_The problem_
Extract every line below that contains the word "Copper".

_Supplied data_
## begin

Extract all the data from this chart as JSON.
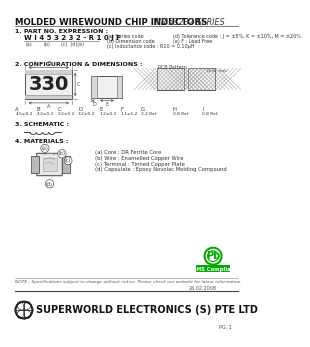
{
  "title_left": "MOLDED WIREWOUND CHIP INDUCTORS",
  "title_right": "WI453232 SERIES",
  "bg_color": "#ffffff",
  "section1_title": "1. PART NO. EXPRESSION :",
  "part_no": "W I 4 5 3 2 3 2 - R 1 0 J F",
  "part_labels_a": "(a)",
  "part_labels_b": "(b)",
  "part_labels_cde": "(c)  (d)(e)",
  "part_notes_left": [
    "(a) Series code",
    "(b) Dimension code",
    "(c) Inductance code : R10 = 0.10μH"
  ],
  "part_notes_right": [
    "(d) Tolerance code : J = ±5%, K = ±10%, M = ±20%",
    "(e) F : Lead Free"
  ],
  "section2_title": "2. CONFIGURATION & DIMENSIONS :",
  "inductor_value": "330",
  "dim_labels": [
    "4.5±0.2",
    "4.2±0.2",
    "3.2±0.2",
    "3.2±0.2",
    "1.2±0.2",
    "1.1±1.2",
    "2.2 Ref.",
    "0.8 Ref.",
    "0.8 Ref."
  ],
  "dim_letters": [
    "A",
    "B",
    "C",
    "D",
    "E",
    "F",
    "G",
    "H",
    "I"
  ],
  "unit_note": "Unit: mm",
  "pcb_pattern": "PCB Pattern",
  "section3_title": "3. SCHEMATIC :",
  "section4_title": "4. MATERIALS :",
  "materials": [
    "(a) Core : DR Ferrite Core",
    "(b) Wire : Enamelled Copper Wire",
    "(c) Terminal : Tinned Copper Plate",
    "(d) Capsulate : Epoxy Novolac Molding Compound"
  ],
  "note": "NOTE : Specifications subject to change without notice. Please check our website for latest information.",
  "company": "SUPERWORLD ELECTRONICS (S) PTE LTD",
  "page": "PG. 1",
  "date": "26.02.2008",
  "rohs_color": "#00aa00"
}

## end
## begin

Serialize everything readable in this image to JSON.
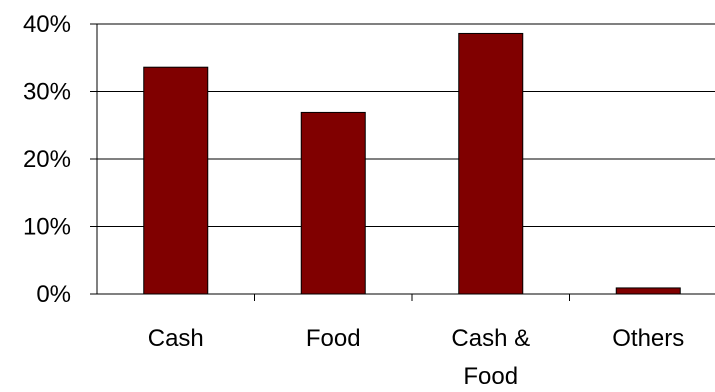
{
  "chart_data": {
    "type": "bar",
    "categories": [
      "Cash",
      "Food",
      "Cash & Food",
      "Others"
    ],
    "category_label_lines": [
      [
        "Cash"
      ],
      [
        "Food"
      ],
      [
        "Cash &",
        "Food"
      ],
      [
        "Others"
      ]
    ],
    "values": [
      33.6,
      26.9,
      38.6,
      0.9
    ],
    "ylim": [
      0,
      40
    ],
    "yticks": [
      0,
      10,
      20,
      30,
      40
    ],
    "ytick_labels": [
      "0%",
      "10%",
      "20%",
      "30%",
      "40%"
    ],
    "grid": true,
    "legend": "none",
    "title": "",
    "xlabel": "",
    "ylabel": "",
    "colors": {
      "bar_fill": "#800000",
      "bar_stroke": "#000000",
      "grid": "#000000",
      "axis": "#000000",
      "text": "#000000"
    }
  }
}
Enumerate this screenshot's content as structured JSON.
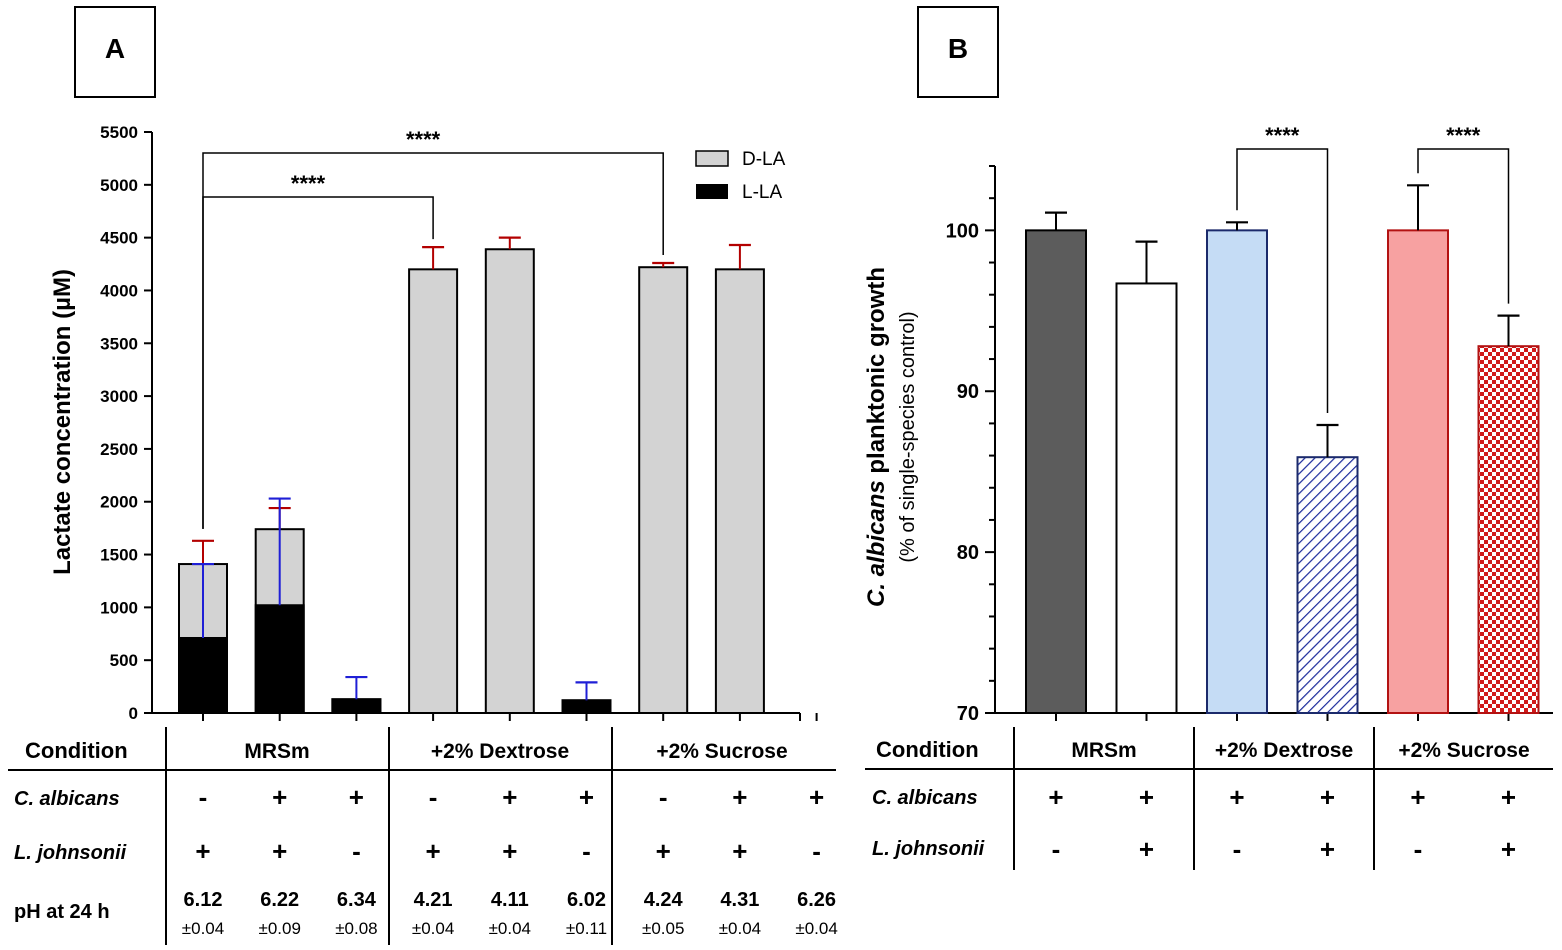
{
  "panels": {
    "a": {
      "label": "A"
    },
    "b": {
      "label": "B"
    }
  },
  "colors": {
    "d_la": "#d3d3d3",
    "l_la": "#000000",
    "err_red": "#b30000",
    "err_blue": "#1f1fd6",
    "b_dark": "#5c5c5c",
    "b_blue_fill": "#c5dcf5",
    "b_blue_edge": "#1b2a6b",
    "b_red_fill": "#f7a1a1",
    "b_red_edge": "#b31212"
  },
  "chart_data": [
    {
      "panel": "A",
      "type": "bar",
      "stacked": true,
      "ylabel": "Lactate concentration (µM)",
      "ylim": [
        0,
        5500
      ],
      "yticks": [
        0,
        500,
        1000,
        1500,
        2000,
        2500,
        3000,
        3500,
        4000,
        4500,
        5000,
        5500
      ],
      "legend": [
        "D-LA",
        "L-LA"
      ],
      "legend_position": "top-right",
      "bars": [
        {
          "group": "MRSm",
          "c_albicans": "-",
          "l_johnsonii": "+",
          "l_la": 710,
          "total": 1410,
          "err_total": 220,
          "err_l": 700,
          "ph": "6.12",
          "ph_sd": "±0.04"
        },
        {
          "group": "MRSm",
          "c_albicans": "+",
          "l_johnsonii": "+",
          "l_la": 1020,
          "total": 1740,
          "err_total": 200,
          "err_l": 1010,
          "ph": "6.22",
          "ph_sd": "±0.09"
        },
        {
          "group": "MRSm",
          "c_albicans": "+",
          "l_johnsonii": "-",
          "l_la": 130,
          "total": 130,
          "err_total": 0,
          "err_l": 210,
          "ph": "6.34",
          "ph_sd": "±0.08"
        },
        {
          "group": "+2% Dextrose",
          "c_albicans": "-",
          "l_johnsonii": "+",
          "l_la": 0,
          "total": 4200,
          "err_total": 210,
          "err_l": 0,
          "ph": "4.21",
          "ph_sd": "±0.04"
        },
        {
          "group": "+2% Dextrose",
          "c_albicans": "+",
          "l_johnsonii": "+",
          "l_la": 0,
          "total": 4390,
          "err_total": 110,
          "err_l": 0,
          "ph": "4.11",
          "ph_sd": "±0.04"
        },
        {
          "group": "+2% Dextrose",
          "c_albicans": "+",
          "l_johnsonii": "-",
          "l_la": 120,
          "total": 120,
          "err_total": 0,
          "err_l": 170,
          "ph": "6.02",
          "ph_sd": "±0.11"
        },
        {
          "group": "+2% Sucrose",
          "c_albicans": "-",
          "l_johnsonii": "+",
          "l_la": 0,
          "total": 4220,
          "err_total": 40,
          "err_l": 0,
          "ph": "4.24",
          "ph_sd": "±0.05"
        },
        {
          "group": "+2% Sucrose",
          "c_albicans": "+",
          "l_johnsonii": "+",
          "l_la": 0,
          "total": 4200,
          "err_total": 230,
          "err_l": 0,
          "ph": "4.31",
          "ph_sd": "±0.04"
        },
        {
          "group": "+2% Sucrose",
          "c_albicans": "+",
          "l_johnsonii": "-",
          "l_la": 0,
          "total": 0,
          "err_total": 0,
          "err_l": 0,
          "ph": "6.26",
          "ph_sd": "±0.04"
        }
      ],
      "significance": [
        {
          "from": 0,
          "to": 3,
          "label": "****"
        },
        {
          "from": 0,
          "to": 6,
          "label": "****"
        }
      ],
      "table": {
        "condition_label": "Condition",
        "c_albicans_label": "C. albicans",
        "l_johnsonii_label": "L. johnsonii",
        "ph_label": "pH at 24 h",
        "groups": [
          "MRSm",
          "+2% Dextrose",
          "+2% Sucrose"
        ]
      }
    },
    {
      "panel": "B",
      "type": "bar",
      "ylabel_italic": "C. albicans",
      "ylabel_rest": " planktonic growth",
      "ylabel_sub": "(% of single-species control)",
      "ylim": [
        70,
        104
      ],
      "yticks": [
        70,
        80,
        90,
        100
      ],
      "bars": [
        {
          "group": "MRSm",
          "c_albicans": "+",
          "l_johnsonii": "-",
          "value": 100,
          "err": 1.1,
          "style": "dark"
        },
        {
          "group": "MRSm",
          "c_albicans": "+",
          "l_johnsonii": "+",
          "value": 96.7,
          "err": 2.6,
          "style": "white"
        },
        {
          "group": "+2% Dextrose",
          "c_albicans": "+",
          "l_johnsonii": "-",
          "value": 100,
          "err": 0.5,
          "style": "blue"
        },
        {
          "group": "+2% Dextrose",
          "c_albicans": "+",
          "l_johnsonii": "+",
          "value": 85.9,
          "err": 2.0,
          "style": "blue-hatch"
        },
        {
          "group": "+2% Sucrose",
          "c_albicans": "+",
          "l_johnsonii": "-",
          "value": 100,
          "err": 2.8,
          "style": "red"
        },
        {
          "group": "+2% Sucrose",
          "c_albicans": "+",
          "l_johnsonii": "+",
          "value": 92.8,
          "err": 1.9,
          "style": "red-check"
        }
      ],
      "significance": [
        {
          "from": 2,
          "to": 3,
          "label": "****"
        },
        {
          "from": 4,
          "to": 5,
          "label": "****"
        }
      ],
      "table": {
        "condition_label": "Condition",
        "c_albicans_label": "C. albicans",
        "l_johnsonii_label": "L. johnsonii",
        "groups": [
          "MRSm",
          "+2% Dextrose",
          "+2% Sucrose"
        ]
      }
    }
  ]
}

## end

_Expected answer_
    "(b) Wire : Enamelled Copper Wire",
    "(c) Terminal : Tinned Copper Plate",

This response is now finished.